— begin RECORDS SHOWN —
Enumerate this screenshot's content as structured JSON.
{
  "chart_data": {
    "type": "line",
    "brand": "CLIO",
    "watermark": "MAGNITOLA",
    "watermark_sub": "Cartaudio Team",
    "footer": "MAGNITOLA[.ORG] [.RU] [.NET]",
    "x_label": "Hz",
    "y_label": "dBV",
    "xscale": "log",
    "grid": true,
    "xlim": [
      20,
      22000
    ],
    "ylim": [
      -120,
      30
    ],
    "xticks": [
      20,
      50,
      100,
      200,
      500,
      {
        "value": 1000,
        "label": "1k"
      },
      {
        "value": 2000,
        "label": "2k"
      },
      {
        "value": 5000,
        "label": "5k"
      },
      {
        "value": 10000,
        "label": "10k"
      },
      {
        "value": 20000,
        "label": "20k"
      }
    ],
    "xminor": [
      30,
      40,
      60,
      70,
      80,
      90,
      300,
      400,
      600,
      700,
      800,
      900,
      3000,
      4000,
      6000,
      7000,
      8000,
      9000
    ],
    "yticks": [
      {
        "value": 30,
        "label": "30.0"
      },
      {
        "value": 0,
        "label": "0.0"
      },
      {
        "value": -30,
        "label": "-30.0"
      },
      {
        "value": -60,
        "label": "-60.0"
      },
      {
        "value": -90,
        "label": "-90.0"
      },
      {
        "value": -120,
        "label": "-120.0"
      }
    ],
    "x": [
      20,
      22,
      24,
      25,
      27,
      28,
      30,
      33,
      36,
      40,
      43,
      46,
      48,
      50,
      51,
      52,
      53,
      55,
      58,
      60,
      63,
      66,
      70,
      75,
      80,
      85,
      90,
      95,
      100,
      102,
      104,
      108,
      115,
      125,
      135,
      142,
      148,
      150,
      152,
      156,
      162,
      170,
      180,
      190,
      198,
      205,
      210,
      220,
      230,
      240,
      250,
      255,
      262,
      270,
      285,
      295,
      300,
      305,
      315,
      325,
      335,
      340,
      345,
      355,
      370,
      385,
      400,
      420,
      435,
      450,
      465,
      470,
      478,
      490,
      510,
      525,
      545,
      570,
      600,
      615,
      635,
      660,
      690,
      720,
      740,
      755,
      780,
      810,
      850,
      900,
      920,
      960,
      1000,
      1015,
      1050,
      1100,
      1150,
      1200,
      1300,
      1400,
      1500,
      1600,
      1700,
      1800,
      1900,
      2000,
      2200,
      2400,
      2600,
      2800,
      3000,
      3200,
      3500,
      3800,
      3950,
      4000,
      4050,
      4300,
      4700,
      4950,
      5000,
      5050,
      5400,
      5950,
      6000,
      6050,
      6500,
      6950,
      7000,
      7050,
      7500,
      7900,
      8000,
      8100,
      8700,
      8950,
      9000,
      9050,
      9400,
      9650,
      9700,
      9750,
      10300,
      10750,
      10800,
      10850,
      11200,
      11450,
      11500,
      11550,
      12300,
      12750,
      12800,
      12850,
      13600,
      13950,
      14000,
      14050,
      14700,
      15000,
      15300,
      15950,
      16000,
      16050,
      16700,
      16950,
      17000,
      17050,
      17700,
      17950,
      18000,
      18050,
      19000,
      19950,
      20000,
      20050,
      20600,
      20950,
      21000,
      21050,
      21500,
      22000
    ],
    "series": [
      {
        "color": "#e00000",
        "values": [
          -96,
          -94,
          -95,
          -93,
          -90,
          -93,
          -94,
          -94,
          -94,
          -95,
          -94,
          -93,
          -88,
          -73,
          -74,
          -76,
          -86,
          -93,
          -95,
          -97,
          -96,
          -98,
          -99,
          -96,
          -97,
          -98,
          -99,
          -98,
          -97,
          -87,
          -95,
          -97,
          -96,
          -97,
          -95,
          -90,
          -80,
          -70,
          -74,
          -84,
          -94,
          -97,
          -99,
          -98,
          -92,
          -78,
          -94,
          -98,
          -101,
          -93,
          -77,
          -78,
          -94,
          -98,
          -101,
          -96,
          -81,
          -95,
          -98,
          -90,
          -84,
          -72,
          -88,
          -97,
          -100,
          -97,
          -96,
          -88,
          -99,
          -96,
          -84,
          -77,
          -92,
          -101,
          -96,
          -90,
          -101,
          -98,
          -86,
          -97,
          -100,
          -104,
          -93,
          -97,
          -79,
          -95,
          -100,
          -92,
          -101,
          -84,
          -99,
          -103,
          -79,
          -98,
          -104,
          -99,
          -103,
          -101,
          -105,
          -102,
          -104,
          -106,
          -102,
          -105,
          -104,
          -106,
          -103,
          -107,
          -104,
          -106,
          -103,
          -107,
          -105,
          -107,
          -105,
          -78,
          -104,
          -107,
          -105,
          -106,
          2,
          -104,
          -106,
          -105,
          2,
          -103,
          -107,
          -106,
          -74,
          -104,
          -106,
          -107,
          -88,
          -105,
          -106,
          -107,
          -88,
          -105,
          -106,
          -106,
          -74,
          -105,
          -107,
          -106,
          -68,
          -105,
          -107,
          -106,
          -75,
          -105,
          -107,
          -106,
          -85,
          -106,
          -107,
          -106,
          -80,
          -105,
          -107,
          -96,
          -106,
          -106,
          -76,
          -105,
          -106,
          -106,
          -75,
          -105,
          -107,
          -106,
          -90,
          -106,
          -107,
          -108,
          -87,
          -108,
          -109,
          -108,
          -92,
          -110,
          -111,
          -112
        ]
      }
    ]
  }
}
— end RECORDS SHOWN —
## EXERCISE INSTRUCTIONS
Go through the listing above and restate it word for word.

## WRITTEN SOLUTION
Enumerate this screenshot's content as structured JSON.
{
  "chart_data": {
    "type": "line",
    "brand": "CLIO",
    "watermark": "MAGNITOLA",
    "watermark_sub": "Cartaudio Team",
    "footer": "MAGNITOLA[.ORG] [.RU] [.NET]",
    "x_label": "Hz",
    "y_label": "dBV",
    "xscale": "log",
    "grid": true,
    "xlim": [
      20,
      22000
    ],
    "ylim": [
      -120,
      30
    ],
    "xticks": [
      20,
      50,
      100,
      200,
      500,
      {
        "value": 1000,
        "label": "1k"
      },
      {
        "value": 2000,
        "label": "2k"
      },
      {
        "value": 5000,
        "label": "5k"
      },
      {
        "value": 10000,
        "label": "10k"
      },
      {
        "value": 20000,
        "label": "20k"
      }
    ],
    "xminor": [
      30,
      40,
      60,
      70,
      80,
      90,
      300,
      400,
      600,
      700,
      800,
      900,
      3000,
      4000,
      6000,
      7000,
      8000,
      9000
    ],
    "yticks": [
      {
        "value": 30,
        "label": "30.0"
      },
      {
        "value": 0,
        "label": "0.0"
      },
      {
        "value": -30,
        "label": "-30.0"
      },
      {
        "value": -60,
        "label": "-60.0"
      },
      {
        "value": -90,
        "label": "-90.0"
      },
      {
        "value": -120,
        "label": "-120.0"
      }
    ],
    "x": [
      20,
      22,
      24,
      25,
      27,
      28,
      30,
      33,
      36,
      40,
      43,
      46,
      48,
      50,
      51,
      52,
      53,
      55,
      58,
      60,
      63,
      66,
      70,
      75,
      80,
      85,
      90,
      95,
      100,
      102,
      104,
      108,
      115,
      125,
      135,
      142,
      148,
      150,
      152,
      156,
      162,
      170,
      180,
      190,
      198,
      205,
      210,
      220,
      230,
      240,
      250,
      255,
      262,
      270,
      285,
      295,
      300,
      305,
      315,
      325,
      335,
      340,
      345,
      355,
      370,
      385,
      400,
      420,
      435,
      450,
      465,
      470,
      478,
      490,
      510,
      525,
      545,
      570,
      600,
      615,
      635,
      660,
      690,
      720,
      740,
      755,
      780,
      810,
      850,
      900,
      920,
      960,
      1000,
      1015,
      1050,
      1100,
      1150,
      1200,
      1300,
      1400,
      1500,
      1600,
      1700,
      1800,
      1900,
      2000,
      2200,
      2400,
      2600,
      2800,
      3000,
      3200,
      3500,
      3800,
      3950,
      4000,
      4050,
      4300,
      4700,
      4950,
      5000,
      5050,
      5400,
      5950,
      6000,
      6050,
      6500,
      6950,
      7000,
      7050,
      7500,
      7900,
      8000,
      8100,
      8700,
      8950,
      9000,
      9050,
      9400,
      9650,
      9700,
      9750,
      10300,
      10750,
      10800,
      10850,
      11200,
      11450,
      11500,
      11550,
      12300,
      12750,
      12800,
      12850,
      13600,
      13950,
      14000,
      14050,
      14700,
      15000,
      15300,
      15950,
      16000,
      16050,
      16700,
      16950,
      17000,
      17050,
      17700,
      17950,
      18000,
      18050,
      19000,
      19950,
      20000,
      20050,
      20600,
      20950,
      21000,
      21050,
      21500,
      22000
    ],
    "series": [
      {
        "color": "#e00000",
        "values": [
          -96,
          -94,
          -95,
          -93,
          -90,
          -93,
          -94,
          -94,
          -94,
          -95,
          -94,
          -93,
          -88,
          -73,
          -74,
          -76,
          -86,
          -93,
          -95,
          -97,
          -96,
          -98,
          -99,
          -96,
          -97,
          -98,
          -99,
          -98,
          -97,
          -87,
          -95,
          -97,
          -96,
          -97,
          -95,
          -90,
          -80,
          -70,
          -74,
          -84,
          -94,
          -97,
          -99,
          -98,
          -92,
          -78,
          -94,
          -98,
          -101,
          -93,
          -77,
          -78,
          -94,
          -98,
          -101,
          -96,
          -81,
          -95,
          -98,
          -90,
          -84,
          -72,
          -88,
          -97,
          -100,
          -97,
          -96,
          -88,
          -99,
          -96,
          -84,
          -77,
          -92,
          -101,
          -96,
          -90,
          -101,
          -98,
          -86,
          -97,
          -100,
          -104,
          -93,
          -97,
          -79,
          -95,
          -100,
          -92,
          -101,
          -84,
          -99,
          -103,
          -79,
          -98,
          -104,
          -99,
          -103,
          -101,
          -105,
          -102,
          -104,
          -106,
          -102,
          -105,
          -104,
          -106,
          -103,
          -107,
          -104,
          -106,
          -103,
          -107,
          -105,
          -107,
          -105,
          -78,
          -104,
          -107,
          -105,
          -106,
          2,
          -104,
          -106,
          -105,
          2,
          -103,
          -107,
          -106,
          -74,
          -104,
          -106,
          -107,
          -88,
          -105,
          -106,
          -107,
          -88,
          -105,
          -106,
          -106,
          -74,
          -105,
          -107,
          -106,
          -68,
          -105,
          -107,
          -106,
          -75,
          -105,
          -107,
          -106,
          -85,
          -106,
          -107,
          -106,
          -80,
          -105,
          -107,
          -96,
          -106,
          -106,
          -76,
          -105,
          -106,
          -106,
          -75,
          -105,
          -107,
          -106,
          -90,
          -106,
          -107,
          -108,
          -87,
          -108,
          -109,
          -108,
          -92,
          -110,
          -111,
          -112
        ]
      }
    ]
  }
}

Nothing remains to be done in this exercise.